Determine how many lines contain the string "⓪①②③④⑤⑥⑦⑧⑨". Respond with that number and nothing more.

Data extracted from a collection ->
^^^^

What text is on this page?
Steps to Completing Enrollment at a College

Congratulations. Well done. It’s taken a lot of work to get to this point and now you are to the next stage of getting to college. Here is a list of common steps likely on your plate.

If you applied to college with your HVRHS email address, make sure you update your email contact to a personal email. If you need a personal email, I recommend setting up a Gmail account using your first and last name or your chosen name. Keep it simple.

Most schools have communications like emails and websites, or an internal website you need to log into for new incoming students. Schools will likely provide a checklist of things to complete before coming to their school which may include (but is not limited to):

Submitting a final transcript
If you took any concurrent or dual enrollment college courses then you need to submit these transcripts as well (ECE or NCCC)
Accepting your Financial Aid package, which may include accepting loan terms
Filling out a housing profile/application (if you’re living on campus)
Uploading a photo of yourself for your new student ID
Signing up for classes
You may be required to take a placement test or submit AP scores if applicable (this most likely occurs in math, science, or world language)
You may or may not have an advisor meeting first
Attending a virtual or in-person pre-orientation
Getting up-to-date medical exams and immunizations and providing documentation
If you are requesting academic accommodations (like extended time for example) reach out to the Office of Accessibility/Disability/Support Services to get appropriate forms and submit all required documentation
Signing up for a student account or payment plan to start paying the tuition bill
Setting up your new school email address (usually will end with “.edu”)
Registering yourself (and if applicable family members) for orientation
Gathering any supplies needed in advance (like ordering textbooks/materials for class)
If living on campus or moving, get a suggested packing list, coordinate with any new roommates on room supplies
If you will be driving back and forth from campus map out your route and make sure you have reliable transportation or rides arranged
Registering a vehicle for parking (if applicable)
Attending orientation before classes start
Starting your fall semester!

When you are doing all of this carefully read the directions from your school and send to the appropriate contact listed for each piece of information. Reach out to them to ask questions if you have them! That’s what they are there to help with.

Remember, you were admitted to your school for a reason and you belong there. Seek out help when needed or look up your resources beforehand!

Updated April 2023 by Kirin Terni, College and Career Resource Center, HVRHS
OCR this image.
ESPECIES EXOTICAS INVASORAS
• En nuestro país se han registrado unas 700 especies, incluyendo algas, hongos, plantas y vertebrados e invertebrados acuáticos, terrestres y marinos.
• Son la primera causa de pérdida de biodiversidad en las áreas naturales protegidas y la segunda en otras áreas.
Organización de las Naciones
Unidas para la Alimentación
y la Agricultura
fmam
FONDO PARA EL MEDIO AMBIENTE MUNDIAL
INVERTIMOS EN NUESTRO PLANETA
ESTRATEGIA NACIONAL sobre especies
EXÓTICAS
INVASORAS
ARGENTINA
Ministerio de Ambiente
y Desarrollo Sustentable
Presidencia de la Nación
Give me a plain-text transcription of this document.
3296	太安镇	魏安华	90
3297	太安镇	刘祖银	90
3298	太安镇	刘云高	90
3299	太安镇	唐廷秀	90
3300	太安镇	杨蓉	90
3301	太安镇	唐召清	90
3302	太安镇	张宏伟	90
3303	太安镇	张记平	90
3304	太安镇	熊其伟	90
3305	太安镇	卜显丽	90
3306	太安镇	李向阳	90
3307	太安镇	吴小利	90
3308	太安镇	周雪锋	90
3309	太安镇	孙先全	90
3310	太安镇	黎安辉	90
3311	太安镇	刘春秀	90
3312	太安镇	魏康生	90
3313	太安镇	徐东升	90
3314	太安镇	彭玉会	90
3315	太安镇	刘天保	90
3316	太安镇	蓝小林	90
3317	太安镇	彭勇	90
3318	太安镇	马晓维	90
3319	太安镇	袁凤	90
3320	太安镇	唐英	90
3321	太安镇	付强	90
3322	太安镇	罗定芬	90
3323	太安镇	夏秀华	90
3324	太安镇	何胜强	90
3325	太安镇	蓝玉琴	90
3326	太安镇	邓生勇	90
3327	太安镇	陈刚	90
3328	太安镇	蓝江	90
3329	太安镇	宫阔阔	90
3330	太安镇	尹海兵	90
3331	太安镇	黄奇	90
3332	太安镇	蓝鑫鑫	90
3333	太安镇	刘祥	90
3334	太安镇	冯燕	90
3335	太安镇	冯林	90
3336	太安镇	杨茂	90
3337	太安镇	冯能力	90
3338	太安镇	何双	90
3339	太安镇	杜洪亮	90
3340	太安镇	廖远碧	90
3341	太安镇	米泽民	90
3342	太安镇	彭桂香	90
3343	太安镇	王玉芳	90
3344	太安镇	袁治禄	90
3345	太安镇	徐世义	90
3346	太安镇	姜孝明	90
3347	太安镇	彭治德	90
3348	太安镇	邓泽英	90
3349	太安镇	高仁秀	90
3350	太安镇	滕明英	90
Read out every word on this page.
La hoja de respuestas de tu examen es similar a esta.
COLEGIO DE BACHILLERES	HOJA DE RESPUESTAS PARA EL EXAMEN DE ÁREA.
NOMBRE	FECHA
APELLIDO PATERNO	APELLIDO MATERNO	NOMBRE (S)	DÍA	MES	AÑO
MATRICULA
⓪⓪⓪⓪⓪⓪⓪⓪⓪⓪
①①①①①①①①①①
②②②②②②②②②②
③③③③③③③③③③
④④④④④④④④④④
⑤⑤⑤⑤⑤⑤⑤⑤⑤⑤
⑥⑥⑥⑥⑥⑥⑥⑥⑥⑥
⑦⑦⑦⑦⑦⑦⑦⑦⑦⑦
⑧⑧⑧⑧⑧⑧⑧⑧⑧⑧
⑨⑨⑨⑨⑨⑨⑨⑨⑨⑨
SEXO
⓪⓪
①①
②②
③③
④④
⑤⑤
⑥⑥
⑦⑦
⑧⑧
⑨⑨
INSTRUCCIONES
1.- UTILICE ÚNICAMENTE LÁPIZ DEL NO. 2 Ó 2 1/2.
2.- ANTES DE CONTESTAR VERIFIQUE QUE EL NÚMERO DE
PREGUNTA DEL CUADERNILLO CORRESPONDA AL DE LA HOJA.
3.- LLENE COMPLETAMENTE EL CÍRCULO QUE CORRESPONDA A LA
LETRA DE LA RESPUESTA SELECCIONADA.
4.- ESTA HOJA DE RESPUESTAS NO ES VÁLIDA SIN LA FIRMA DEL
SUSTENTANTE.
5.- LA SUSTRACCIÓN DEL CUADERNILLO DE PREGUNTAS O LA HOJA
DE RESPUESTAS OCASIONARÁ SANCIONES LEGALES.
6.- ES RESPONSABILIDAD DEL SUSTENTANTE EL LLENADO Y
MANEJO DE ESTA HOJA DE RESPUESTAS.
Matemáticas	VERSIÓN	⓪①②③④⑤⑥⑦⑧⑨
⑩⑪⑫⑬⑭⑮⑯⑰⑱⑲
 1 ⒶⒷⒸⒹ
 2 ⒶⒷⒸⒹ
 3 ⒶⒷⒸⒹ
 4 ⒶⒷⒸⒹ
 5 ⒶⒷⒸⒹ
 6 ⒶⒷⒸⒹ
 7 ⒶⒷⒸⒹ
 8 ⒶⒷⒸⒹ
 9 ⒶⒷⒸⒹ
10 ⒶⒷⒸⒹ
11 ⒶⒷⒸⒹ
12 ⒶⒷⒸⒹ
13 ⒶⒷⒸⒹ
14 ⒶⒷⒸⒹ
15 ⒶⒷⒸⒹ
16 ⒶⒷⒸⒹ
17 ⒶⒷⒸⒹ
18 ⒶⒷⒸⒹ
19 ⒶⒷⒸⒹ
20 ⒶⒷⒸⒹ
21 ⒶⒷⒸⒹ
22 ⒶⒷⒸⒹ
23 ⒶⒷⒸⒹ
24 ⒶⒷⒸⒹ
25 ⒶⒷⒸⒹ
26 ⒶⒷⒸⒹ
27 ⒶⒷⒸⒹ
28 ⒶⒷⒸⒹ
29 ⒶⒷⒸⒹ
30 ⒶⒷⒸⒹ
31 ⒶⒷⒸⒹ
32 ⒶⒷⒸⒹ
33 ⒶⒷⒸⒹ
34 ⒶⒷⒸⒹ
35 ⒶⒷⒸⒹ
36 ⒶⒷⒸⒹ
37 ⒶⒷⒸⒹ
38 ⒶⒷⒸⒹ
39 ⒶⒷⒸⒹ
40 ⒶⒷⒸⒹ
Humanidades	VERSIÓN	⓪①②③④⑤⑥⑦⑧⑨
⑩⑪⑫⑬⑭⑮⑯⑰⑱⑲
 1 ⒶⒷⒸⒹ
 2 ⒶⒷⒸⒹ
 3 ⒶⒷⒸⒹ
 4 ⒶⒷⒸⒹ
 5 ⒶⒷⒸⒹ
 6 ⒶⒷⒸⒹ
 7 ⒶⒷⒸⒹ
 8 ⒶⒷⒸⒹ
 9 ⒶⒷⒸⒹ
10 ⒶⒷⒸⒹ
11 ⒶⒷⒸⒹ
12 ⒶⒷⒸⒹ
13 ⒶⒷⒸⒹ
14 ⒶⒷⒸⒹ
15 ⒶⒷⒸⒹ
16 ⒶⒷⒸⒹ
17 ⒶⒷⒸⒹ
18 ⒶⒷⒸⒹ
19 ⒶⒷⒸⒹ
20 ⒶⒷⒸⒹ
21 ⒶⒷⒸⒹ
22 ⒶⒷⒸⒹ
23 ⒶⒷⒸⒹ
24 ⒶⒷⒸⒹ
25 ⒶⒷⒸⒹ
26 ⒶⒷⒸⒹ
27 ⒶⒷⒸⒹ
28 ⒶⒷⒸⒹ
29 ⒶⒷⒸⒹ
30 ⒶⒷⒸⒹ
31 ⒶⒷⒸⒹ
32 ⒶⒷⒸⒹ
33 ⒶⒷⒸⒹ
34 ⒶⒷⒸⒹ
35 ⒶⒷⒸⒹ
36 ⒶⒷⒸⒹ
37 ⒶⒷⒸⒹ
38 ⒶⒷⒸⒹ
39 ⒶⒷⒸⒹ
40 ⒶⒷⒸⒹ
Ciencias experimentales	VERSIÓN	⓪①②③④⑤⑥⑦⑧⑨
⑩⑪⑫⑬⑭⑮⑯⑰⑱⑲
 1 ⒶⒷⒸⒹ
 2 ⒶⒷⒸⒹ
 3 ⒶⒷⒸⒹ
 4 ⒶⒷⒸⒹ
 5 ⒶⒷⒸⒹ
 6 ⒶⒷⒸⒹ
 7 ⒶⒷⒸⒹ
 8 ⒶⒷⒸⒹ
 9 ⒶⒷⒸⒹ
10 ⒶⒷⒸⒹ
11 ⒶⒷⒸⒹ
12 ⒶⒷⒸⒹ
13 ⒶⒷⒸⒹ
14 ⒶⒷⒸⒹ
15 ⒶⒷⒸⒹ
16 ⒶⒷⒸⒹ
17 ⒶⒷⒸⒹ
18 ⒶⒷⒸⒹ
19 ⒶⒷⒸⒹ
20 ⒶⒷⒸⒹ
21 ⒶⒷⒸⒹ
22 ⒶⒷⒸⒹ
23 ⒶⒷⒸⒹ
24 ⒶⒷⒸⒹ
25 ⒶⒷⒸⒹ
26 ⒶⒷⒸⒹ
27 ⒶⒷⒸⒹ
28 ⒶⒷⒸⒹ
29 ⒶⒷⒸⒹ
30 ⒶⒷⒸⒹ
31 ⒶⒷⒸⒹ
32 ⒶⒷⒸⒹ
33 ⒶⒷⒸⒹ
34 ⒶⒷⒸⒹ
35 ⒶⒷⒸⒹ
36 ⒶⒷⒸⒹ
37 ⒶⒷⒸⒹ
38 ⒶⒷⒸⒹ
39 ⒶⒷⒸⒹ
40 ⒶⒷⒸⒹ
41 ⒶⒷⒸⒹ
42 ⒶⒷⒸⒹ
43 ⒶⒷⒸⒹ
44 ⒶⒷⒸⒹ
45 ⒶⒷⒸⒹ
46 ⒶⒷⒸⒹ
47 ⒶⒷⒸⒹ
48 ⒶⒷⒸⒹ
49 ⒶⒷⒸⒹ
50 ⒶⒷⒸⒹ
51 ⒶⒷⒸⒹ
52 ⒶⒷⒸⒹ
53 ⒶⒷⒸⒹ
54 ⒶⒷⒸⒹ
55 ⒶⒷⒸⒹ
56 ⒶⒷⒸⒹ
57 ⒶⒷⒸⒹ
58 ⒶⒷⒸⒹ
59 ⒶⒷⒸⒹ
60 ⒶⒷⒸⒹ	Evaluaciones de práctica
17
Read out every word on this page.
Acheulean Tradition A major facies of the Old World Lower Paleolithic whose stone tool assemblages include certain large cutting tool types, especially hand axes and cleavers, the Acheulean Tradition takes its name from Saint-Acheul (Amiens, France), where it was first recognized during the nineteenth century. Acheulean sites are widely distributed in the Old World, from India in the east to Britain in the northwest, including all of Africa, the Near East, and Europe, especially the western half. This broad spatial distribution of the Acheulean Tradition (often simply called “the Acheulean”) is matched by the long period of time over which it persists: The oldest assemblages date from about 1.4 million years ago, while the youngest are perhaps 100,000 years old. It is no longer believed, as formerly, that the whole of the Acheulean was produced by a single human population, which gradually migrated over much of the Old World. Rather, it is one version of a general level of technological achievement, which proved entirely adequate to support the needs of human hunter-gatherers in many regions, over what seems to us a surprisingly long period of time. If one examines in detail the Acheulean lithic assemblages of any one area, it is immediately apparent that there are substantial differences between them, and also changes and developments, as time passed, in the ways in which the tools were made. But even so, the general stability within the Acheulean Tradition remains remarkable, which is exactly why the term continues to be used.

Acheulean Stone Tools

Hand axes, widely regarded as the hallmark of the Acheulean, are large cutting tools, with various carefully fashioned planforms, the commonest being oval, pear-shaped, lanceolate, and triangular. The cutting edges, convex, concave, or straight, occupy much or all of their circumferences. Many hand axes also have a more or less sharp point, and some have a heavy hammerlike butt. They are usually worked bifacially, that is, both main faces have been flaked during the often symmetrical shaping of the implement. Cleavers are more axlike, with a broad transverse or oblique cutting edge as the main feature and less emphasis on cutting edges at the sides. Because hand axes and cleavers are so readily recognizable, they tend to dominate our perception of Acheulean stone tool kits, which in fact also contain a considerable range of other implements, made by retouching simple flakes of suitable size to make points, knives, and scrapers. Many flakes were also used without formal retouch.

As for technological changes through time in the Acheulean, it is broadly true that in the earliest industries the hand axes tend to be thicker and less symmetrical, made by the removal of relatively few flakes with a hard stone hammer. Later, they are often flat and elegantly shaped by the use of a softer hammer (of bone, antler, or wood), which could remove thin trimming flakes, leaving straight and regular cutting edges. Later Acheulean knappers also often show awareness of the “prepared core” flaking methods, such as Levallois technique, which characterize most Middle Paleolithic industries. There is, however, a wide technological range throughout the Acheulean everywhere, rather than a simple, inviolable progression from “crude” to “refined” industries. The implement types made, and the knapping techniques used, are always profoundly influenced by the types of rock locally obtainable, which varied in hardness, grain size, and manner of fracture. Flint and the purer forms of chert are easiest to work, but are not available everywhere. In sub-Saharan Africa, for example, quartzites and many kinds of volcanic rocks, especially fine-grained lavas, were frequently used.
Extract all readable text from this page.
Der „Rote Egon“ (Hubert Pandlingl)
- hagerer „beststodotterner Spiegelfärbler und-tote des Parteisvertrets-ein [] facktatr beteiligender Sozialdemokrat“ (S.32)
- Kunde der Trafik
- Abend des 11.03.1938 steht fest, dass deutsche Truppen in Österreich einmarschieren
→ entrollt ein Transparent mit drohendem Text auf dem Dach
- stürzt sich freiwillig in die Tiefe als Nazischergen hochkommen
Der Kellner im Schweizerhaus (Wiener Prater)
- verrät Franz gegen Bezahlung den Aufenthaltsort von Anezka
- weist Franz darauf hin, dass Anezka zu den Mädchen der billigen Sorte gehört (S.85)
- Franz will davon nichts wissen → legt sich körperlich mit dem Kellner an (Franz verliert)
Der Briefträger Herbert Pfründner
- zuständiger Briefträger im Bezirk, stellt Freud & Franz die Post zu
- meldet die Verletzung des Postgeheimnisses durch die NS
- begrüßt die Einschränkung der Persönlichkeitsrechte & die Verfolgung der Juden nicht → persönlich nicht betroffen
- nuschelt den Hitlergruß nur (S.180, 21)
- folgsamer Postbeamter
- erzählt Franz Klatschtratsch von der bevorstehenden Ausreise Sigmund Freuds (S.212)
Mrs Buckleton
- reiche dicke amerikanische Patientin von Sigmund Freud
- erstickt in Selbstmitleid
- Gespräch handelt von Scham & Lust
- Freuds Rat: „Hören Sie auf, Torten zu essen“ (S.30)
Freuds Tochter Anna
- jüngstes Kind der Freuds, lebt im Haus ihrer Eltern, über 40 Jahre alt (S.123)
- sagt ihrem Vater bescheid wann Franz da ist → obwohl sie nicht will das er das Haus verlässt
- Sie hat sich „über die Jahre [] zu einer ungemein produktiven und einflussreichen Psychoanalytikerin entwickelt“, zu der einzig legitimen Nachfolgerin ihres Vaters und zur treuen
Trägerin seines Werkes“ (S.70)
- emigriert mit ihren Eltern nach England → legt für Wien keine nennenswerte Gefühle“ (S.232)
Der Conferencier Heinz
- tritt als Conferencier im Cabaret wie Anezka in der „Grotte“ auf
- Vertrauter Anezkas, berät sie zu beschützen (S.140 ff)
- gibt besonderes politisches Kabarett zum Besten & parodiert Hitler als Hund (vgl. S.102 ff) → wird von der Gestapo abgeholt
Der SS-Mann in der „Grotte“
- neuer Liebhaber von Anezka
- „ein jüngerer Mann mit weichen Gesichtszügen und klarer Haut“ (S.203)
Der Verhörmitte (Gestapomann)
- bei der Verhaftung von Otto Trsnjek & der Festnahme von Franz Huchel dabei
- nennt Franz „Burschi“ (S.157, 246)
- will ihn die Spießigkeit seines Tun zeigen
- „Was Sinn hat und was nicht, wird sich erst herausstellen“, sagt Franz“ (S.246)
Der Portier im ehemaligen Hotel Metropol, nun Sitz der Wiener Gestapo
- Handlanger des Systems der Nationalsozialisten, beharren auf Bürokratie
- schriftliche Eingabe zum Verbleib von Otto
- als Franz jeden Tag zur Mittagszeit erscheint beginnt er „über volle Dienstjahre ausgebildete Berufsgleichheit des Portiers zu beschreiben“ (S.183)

^^^^

Response to this task -> 3